[Records from a collection]
***

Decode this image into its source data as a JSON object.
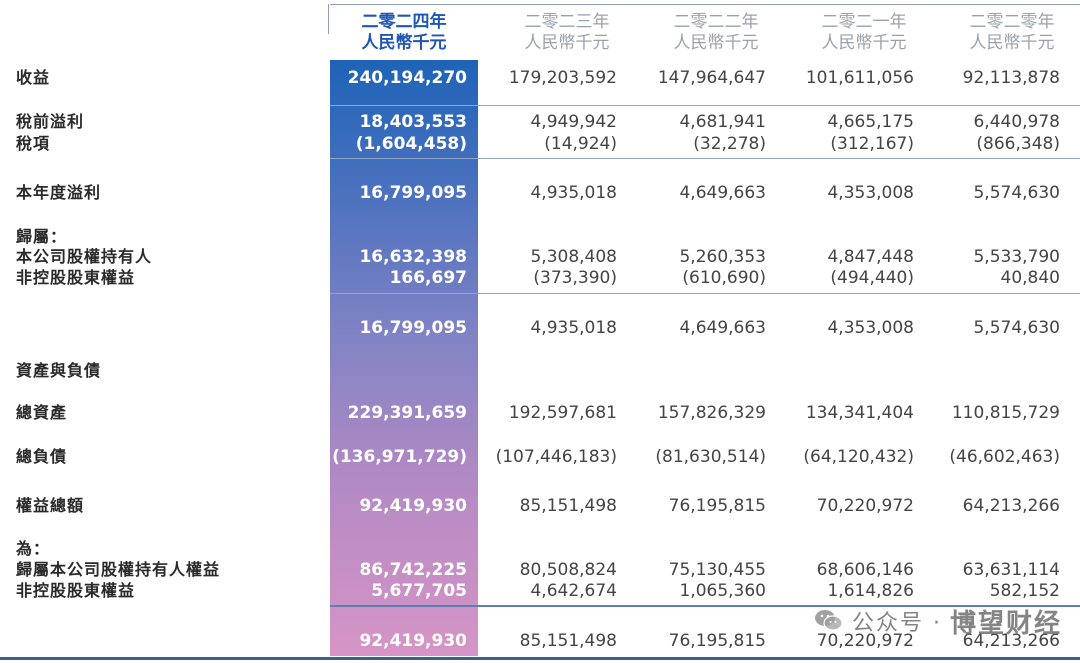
{
  "headers": [
    {
      "line1": "二零二四年",
      "line2": "人民幣千元"
    },
    {
      "line1": "二零二三年",
      "line2": "人民幣千元"
    },
    {
      "line1": "二零二二年",
      "line2": "人民幣千元"
    },
    {
      "line1": "二零二一年",
      "line2": "人民幣千元"
    },
    {
      "line1": "二零二零年",
      "line2": "人民幣千元"
    }
  ],
  "rows": [
    {
      "label": "收益",
      "values": [
        "240,194,270",
        "179,203,592",
        "147,964,647",
        "101,611,056",
        "92,113,878"
      ]
    },
    {
      "label": "稅前溢利",
      "values": [
        "18,403,553",
        "4,949,942",
        "4,681,941",
        "4,665,175",
        "6,440,978"
      ]
    },
    {
      "label": "稅項",
      "values": [
        "(1,604,458)",
        "(14,924)",
        "(32,278)",
        "(312,167)",
        "(866,348)"
      ]
    },
    {
      "label": "本年度溢利",
      "values": [
        "16,799,095",
        "4,935,018",
        "4,649,663",
        "4,353,008",
        "5,574,630"
      ]
    },
    {
      "label": "歸屬：",
      "values": [
        "",
        "",
        "",
        "",
        ""
      ]
    },
    {
      "label": "本公司股權持有人",
      "values": [
        "16,632,398",
        "5,308,408",
        "5,260,353",
        "4,847,448",
        "5,533,790"
      ]
    },
    {
      "label": "非控股股東權益",
      "values": [
        "166,697",
        "(373,390)",
        "(610,690)",
        "(494,440)",
        "40,840"
      ]
    },
    {
      "label": "",
      "values": [
        "16,799,095",
        "4,935,018",
        "4,649,663",
        "4,353,008",
        "5,574,630"
      ]
    },
    {
      "label": "資產與負債",
      "values": [
        "",
        "",
        "",
        "",
        ""
      ]
    },
    {
      "label": "總資產",
      "values": [
        "229,391,659",
        "192,597,681",
        "157,826,329",
        "134,341,404",
        "110,815,729"
      ]
    },
    {
      "label": "總負債",
      "values": [
        "(136,971,729)",
        "(107,446,183)",
        "(81,630,514)",
        "(64,120,432)",
        "(46,602,463)"
      ]
    },
    {
      "label": "權益總額",
      "values": [
        "92,419,930",
        "85,151,498",
        "76,195,815",
        "70,220,972",
        "64,213,266"
      ]
    },
    {
      "label": "為：",
      "values": [
        "",
        "",
        "",
        "",
        ""
      ]
    },
    {
      "label": "歸屬本公司股權持有人權益",
      "values": [
        "86,742,225",
        "80,508,824",
        "75,130,455",
        "68,606,146",
        "63,631,114"
      ]
    },
    {
      "label": "非控股股東權益",
      "values": [
        "5,677,705",
        "4,642,674",
        "1,065,360",
        "1,614,826",
        "582,152"
      ]
    },
    {
      "label": "",
      "values": [
        "92,419,930",
        "85,151,498",
        "76,195,815",
        "70,220,972",
        "64,213,266"
      ]
    }
  ],
  "watermark": {
    "text1": "公众号 ·",
    "text2": "博望财经",
    "icon": "wechat-icon"
  },
  "colors": {
    "highlight_top": "#1e63b8",
    "highlight_bottom": "#d695c6",
    "current_header": "#1f56b3"
  }
}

***

--- PROMPT ---
Every line of the data above should be quoted exactly. Omit the pictures.

--- EXERCISE RESULT ---
Decode this image into its source data as a JSON object.
{
  "headers": [
    {
      "line1": "二零二四年",
      "line2": "人民幣千元"
    },
    {
      "line1": "二零二三年",
      "line2": "人民幣千元"
    },
    {
      "line1": "二零二二年",
      "line2": "人民幣千元"
    },
    {
      "line1": "二零二一年",
      "line2": "人民幣千元"
    },
    {
      "line1": "二零二零年",
      "line2": "人民幣千元"
    }
  ],
  "rows": [
    {
      "label": "收益",
      "values": [
        "240,194,270",
        "179,203,592",
        "147,964,647",
        "101,611,056",
        "92,113,878"
      ]
    },
    {
      "label": "稅前溢利",
      "values": [
        "18,403,553",
        "4,949,942",
        "4,681,941",
        "4,665,175",
        "6,440,978"
      ]
    },
    {
      "label": "稅項",
      "values": [
        "(1,604,458)",
        "(14,924)",
        "(32,278)",
        "(312,167)",
        "(866,348)"
      ]
    },
    {
      "label": "本年度溢利",
      "values": [
        "16,799,095",
        "4,935,018",
        "4,649,663",
        "4,353,008",
        "5,574,630"
      ]
    },
    {
      "label": "歸屬：",
      "values": [
        "",
        "",
        "",
        "",
        ""
      ]
    },
    {
      "label": "本公司股權持有人",
      "values": [
        "16,632,398",
        "5,308,408",
        "5,260,353",
        "4,847,448",
        "5,533,790"
      ]
    },
    {
      "label": "非控股股東權益",
      "values": [
        "166,697",
        "(373,390)",
        "(610,690)",
        "(494,440)",
        "40,840"
      ]
    },
    {
      "label": "",
      "values": [
        "16,799,095",
        "4,935,018",
        "4,649,663",
        "4,353,008",
        "5,574,630"
      ]
    },
    {
      "label": "資產與負債",
      "values": [
        "",
        "",
        "",
        "",
        ""
      ]
    },
    {
      "label": "總資產",
      "values": [
        "229,391,659",
        "192,597,681",
        "157,826,329",
        "134,341,404",
        "110,815,729"
      ]
    },
    {
      "label": "總負債",
      "values": [
        "(136,971,729)",
        "(107,446,183)",
        "(81,630,514)",
        "(64,120,432)",
        "(46,602,463)"
      ]
    },
    {
      "label": "權益總額",
      "values": [
        "92,419,930",
        "85,151,498",
        "76,195,815",
        "70,220,972",
        "64,213,266"
      ]
    },
    {
      "label": "為：",
      "values": [
        "",
        "",
        "",
        "",
        ""
      ]
    },
    {
      "label": "歸屬本公司股權持有人權益",
      "values": [
        "86,742,225",
        "80,508,824",
        "75,130,455",
        "68,606,146",
        "63,631,114"
      ]
    },
    {
      "label": "非控股股東權益",
      "values": [
        "5,677,705",
        "4,642,674",
        "1,065,360",
        "1,614,826",
        "582,152"
      ]
    },
    {
      "label": "",
      "values": [
        "92,419,930",
        "85,151,498",
        "76,195,815",
        "70,220,972",
        "64,213,266"
      ]
    }
  ],
  "watermark": {
    "text1": "公众号 ·",
    "text2": "博望财经",
    "icon": "wechat-icon"
  },
  "colors": {
    "highlight_top": "#1e63b8",
    "highlight_bottom": "#d695c6",
    "current_header": "#1f56b3"
  }
}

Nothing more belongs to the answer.